SUPPLIED MATERIAL.
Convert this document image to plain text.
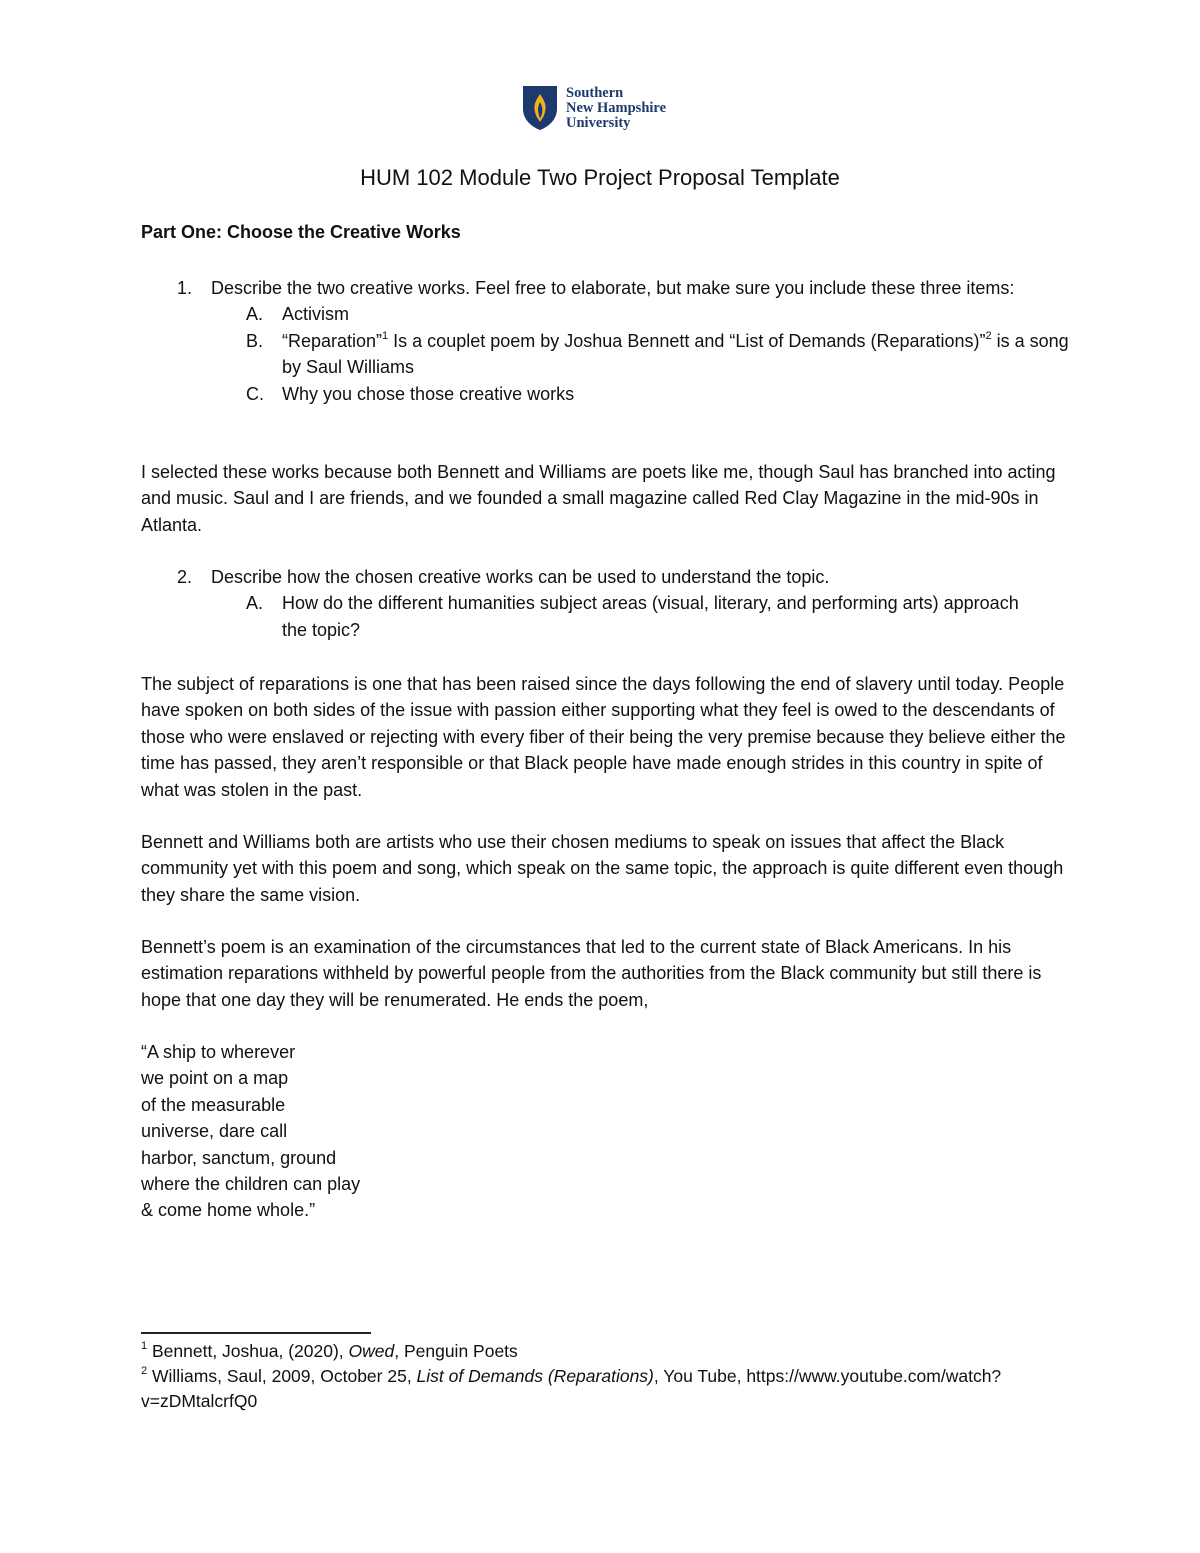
Southern
New Hampshire
University
HUM 102 Module Two Project Proposal Template
Part One: Choose the Creative Works
1. Describe the two creative works. Feel free to elaborate, but make sure you include these three items:
A. Activism
B. “Reparation”$^1$ Is a couplet poem by Joshua Bennett and “List of Demands (Reparations)”$^2$ is a song by Saul Williams
C. Why you chose those creative works

I selected these works because both Bennett and Williams are poets like me, though Saul has branched into acting and music. Saul and I are friends, and we founded a small magazine called Red Clay Magazine in the mid-90s in Atlanta.

2. Describe how the chosen creative works can be used to understand the topic.
A. How do the different humanities subject areas (visual, literary, and performing arts) approach the topic?

The subject of reparations is one that has been raised since the days following the end of slavery until today. People have spoken on both sides of the issue with passion either supporting what they feel is owed to the descendants of those who were enslaved or rejecting with every fiber of their being the very premise because they believe either the time has passed, they aren’t responsible or that Black people have made enough strides in this country in spite of what was stolen in the past.

Bennett and Williams both are artists who use their chosen mediums to speak on issues that affect the Black community yet with this poem and song, which speak on the same topic, the approach is quite different even though they share the same vision.

Bennett’s poem is an examination of the circumstances that led to the current state of Black Americans. In his estimation reparations withheld by powerful people from the authorities from the Black community but still there is hope that one day they will be renumerated. He ends the poem,

“A ship to wherever
we point on a map
of the measurable
universe, dare call
harbor, sanctum, ground
where the children can play
& come home whole.”

$^1$ Bennett, Joshua, (2020), Owed, Penguin Poets

$^2$ Williams, Saul, 2009, October 25, List of Demands (Reparations), You Tube, https://www.youtube.com/watch?v=zDMtalcrfQ0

CHALLENGE.
Set the listing down in full and exactly. Pictures within it should not appear in the copy.

EXERCISE RESULT.
Convert this document image to plain text.
Southern
New Hampshire
University
HUM 102 Module Two Project Proposal Template
Part One: Choose the Creative Works
1. Describe the two creative works. Feel free to elaborate, but make sure you include these three items:
A. Activism
B. “Reparation”$^1$ Is a couplet poem by Joshua Bennett and “List of Demands (Reparations)”$^2$ is a song by Saul Williams
C. Why you chose those creative works

I selected these works because both Bennett and Williams are poets like me, though Saul has branched into acting and music. Saul and I are friends, and we founded a small magazine called Red Clay Magazine in the mid-90s in Atlanta.

2. Describe how the chosen creative works can be used to understand the topic.
A. How do the different humanities subject areas (visual, literary, and performing arts) approach the topic?

The subject of reparations is one that has been raised since the days following the end of slavery until today. People have spoken on both sides of the issue with passion either supporting what they feel is owed to the descendants of those who were enslaved or rejecting with every fiber of their being the very premise because they believe either the time has passed, they aren’t responsible or that Black people have made enough strides in this country in spite of what was stolen in the past.

Bennett and Williams both are artists who use their chosen mediums to speak on issues that affect the Black community yet with this poem and song, which speak on the same topic, the approach is quite different even though they share the same vision.

Bennett’s poem is an examination of the circumstances that led to the current state of Black Americans. In his estimation reparations withheld by powerful people from the authorities from the Black community but still there is hope that one day they will be renumerated. He ends the poem,

“A ship to wherever
we point on a map
of the measurable
universe, dare call
harbor, sanctum, ground
where the children can play
& come home whole.”

$^1$ Bennett, Joshua, (2020), Owed, Penguin Poets

$^2$ Williams, Saul, 2009, October 25, List of Demands (Reparations), You Tube, https://www.youtube.com/watch?v=zDMtalcrfQ0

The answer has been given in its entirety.